[Dataset excerpt]
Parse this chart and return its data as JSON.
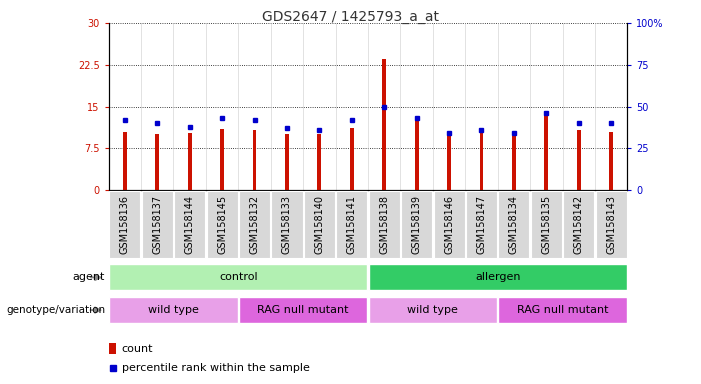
{
  "title": "GDS2647 / 1425793_a_at",
  "samples": [
    "GSM158136",
    "GSM158137",
    "GSM158144",
    "GSM158145",
    "GSM158132",
    "GSM158133",
    "GSM158140",
    "GSM158141",
    "GSM158138",
    "GSM158139",
    "GSM158146",
    "GSM158147",
    "GSM158134",
    "GSM158135",
    "GSM158142",
    "GSM158143"
  ],
  "count_values": [
    10.5,
    10.1,
    10.3,
    11.0,
    10.8,
    10.1,
    10.1,
    11.2,
    23.5,
    12.5,
    10.0,
    10.2,
    9.8,
    14.0,
    10.8,
    10.5
  ],
  "percentile_values": [
    42,
    40,
    38,
    43,
    42,
    37,
    36,
    42,
    50,
    43,
    34,
    36,
    34,
    46,
    40,
    40
  ],
  "agent_groups": [
    {
      "label": "control",
      "start": 0,
      "end": 8,
      "color": "#b2f0b2"
    },
    {
      "label": "allergen",
      "start": 8,
      "end": 16,
      "color": "#33cc66"
    }
  ],
  "genotype_groups": [
    {
      "label": "wild type",
      "start": 0,
      "end": 4,
      "color": "#e8a0e8"
    },
    {
      "label": "RAG null mutant",
      "start": 4,
      "end": 8,
      "color": "#dd66dd"
    },
    {
      "label": "wild type",
      "start": 8,
      "end": 12,
      "color": "#e8a0e8"
    },
    {
      "label": "RAG null mutant",
      "start": 12,
      "end": 16,
      "color": "#dd66dd"
    }
  ],
  "bar_color": "#cc1100",
  "percentile_color": "#0000cc",
  "left_axis_color": "#cc1100",
  "right_axis_color": "#0000cc",
  "ylim_left": [
    0,
    30
  ],
  "ylim_right": [
    0,
    100
  ],
  "yticks_left": [
    0,
    7.5,
    15,
    22.5,
    30
  ],
  "ytick_labels_left": [
    "0",
    "7.5",
    "15",
    "22.5",
    "30"
  ],
  "yticks_right": [
    0,
    25,
    50,
    75,
    100
  ],
  "ytick_labels_right": [
    "0",
    "25",
    "50",
    "75",
    "100%"
  ],
  "background_color": "#ffffff",
  "grid_color": "#000000",
  "title_fontsize": 10,
  "tick_fontsize": 7,
  "label_fontsize": 8,
  "annotation_fontsize": 8,
  "bar_width": 0.12
}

**Given task:**
Reproduce the material word for word. Any pictures should be left out of the copy.

**Solution:**
Parse this chart and return its data as JSON.
{
  "title": "GDS2647 / 1425793_a_at",
  "samples": [
    "GSM158136",
    "GSM158137",
    "GSM158144",
    "GSM158145",
    "GSM158132",
    "GSM158133",
    "GSM158140",
    "GSM158141",
    "GSM158138",
    "GSM158139",
    "GSM158146",
    "GSM158147",
    "GSM158134",
    "GSM158135",
    "GSM158142",
    "GSM158143"
  ],
  "count_values": [
    10.5,
    10.1,
    10.3,
    11.0,
    10.8,
    10.1,
    10.1,
    11.2,
    23.5,
    12.5,
    10.0,
    10.2,
    9.8,
    14.0,
    10.8,
    10.5
  ],
  "percentile_values": [
    42,
    40,
    38,
    43,
    42,
    37,
    36,
    42,
    50,
    43,
    34,
    36,
    34,
    46,
    40,
    40
  ],
  "agent_groups": [
    {
      "label": "control",
      "start": 0,
      "end": 8,
      "color": "#b2f0b2"
    },
    {
      "label": "allergen",
      "start": 8,
      "end": 16,
      "color": "#33cc66"
    }
  ],
  "genotype_groups": [
    {
      "label": "wild type",
      "start": 0,
      "end": 4,
      "color": "#e8a0e8"
    },
    {
      "label": "RAG null mutant",
      "start": 4,
      "end": 8,
      "color": "#dd66dd"
    },
    {
      "label": "wild type",
      "start": 8,
      "end": 12,
      "color": "#e8a0e8"
    },
    {
      "label": "RAG null mutant",
      "start": 12,
      "end": 16,
      "color": "#dd66dd"
    }
  ],
  "bar_color": "#cc1100",
  "percentile_color": "#0000cc",
  "left_axis_color": "#cc1100",
  "right_axis_color": "#0000cc",
  "ylim_left": [
    0,
    30
  ],
  "ylim_right": [
    0,
    100
  ],
  "yticks_left": [
    0,
    7.5,
    15,
    22.5,
    30
  ],
  "ytick_labels_left": [
    "0",
    "7.5",
    "15",
    "22.5",
    "30"
  ],
  "yticks_right": [
    0,
    25,
    50,
    75,
    100
  ],
  "ytick_labels_right": [
    "0",
    "25",
    "50",
    "75",
    "100%"
  ],
  "background_color": "#ffffff",
  "grid_color": "#000000",
  "title_fontsize": 10,
  "tick_fontsize": 7,
  "label_fontsize": 8,
  "annotation_fontsize": 8,
  "bar_width": 0.12
}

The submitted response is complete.